EXERCISE DETAILS: Please write the listing below out again exactly, leaving every picture behind.

━━━━━ SUPPLIED INFORMATION ━━━━━

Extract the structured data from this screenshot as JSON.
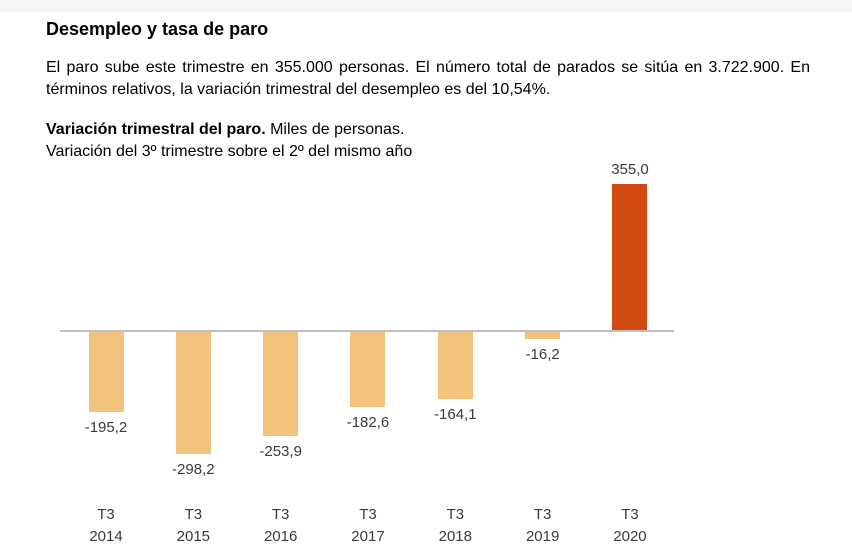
{
  "page": {
    "title": "Desempleo y tasa de paro",
    "intro": "El paro sube este trimestre en 355.000 personas. El número total de parados se sitúa en 3.722.900. En términos relativos, la variación trimestral del desempleo es del 10,54%."
  },
  "chart_data": {
    "type": "bar",
    "title_bold": "Variación trimestral del paro.",
    "title_rest": "Miles de personas.",
    "subtitle": "Variación del 3º trimestre sobre el 2º del mismo año",
    "categories": [
      {
        "quarter": "T3",
        "year": "2014"
      },
      {
        "quarter": "T3",
        "year": "2015"
      },
      {
        "quarter": "T3",
        "year": "2016"
      },
      {
        "quarter": "T3",
        "year": "2017"
      },
      {
        "quarter": "T3",
        "year": "2018"
      },
      {
        "quarter": "T3",
        "year": "2019"
      },
      {
        "quarter": "T3",
        "year": "2020"
      }
    ],
    "values": [
      -195.2,
      -298.2,
      -253.9,
      -182.6,
      -164.1,
      -16.2,
      355.0
    ],
    "value_labels": [
      "-195,2",
      "-298,2",
      "-253,9",
      "-182,6",
      "-164,1",
      "-16,2",
      "355,0"
    ],
    "xlabel": "",
    "ylabel": "",
    "ylim": [
      -320,
      380
    ],
    "grid": false,
    "legend": false,
    "colors": {
      "negative_bar": "#F2C37C",
      "positive_bar": "#D04A12",
      "axis_line": "#BFBFBF",
      "label_text": "#3A3A3A"
    }
  }
}
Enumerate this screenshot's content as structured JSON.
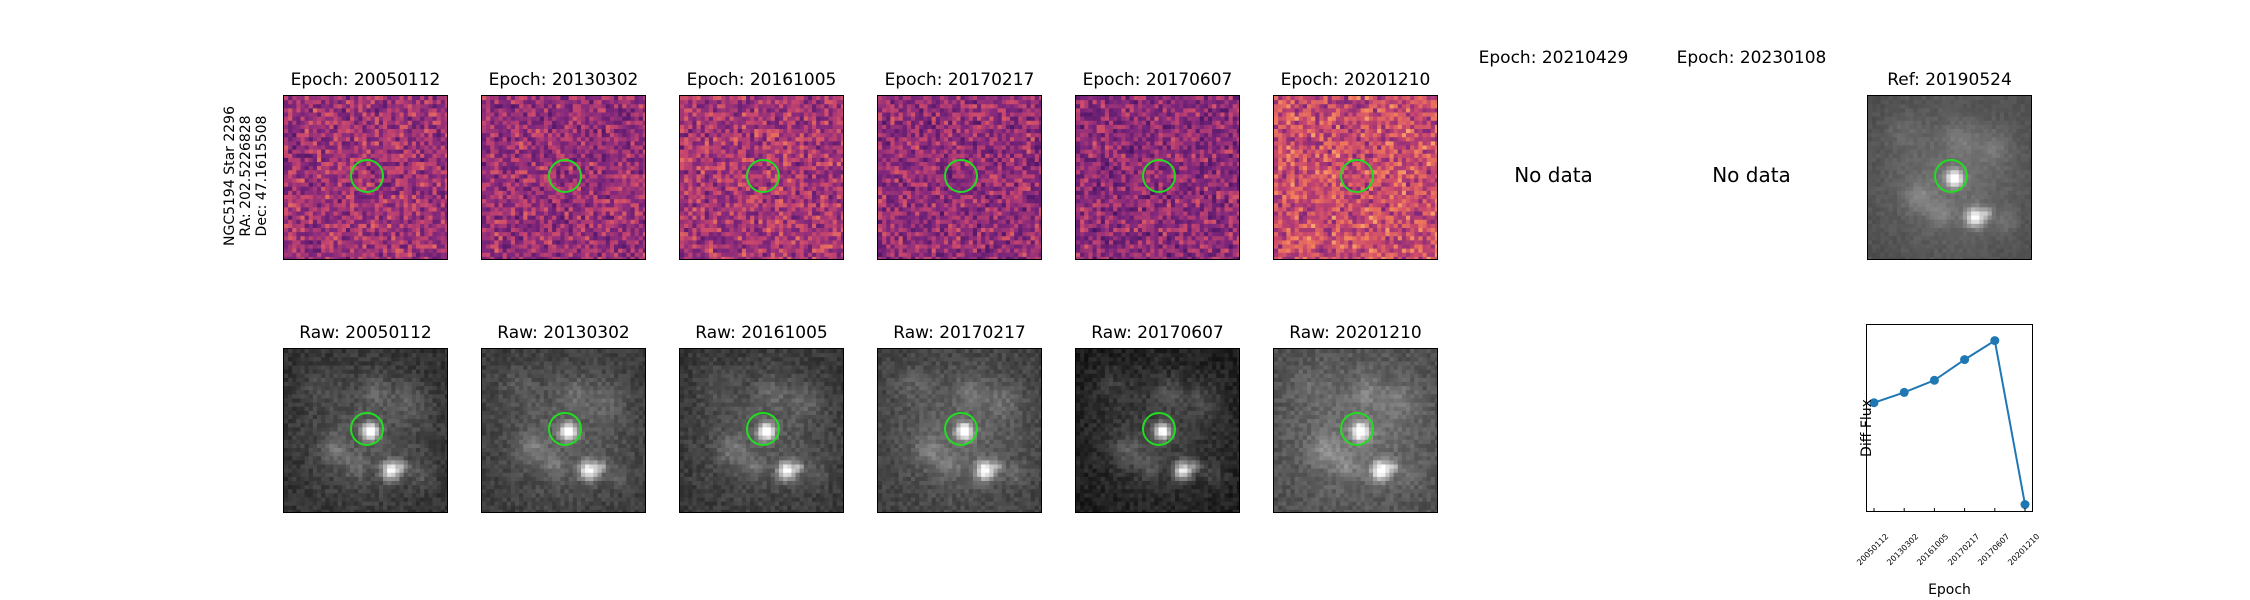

━━━━━

REPLY TO THE TASK:
Extract the structured data from this screenshot as JSON.
{
  "page": {
    "title": "Desempleo y tasa de paro",
    "intro": "El paro sube este trimestre en 355.000 personas. El número total de parados se sitúa en 3.722.900. En términos relativos, la variación trimestral del desempleo es del 10,54%."
  },
  "chart_data": {
    "type": "bar",
    "title_bold": "Variación trimestral del paro.",
    "title_rest": "Miles de personas.",
    "subtitle": "Variación del 3º trimestre sobre el 2º del mismo año",
    "categories": [
      {
        "quarter": "T3",
        "year": "2014"
      },
      {
        "quarter": "T3",
        "year": "2015"
      },
      {
        "quarter": "T3",
        "year": "2016"
      },
      {
        "quarter": "T3",
        "year": "2017"
      },
      {
        "quarter": "T3",
        "year": "2018"
      },
      {
        "quarter": "T3",
        "year": "2019"
      },
      {
        "quarter": "T3",
        "year": "2020"
      }
    ],
    "values": [
      -195.2,
      -298.2,
      -253.9,
      -182.6,
      -164.1,
      -16.2,
      355.0
    ],
    "value_labels": [
      "-195,2",
      "-298,2",
      "-253,9",
      "-182,6",
      "-164,1",
      "-16,2",
      "355,0"
    ],
    "xlabel": "",
    "ylabel": "",
    "ylim": [
      -320,
      380
    ],
    "grid": false,
    "legend": false,
    "colors": {
      "negative_bar": "#F2C37C",
      "positive_bar": "#D04A12",
      "axis_line": "#BFBFBF",
      "label_text": "#3A3A3A"
    }
  }
}
Enumerate this screenshot's content as structured JSON.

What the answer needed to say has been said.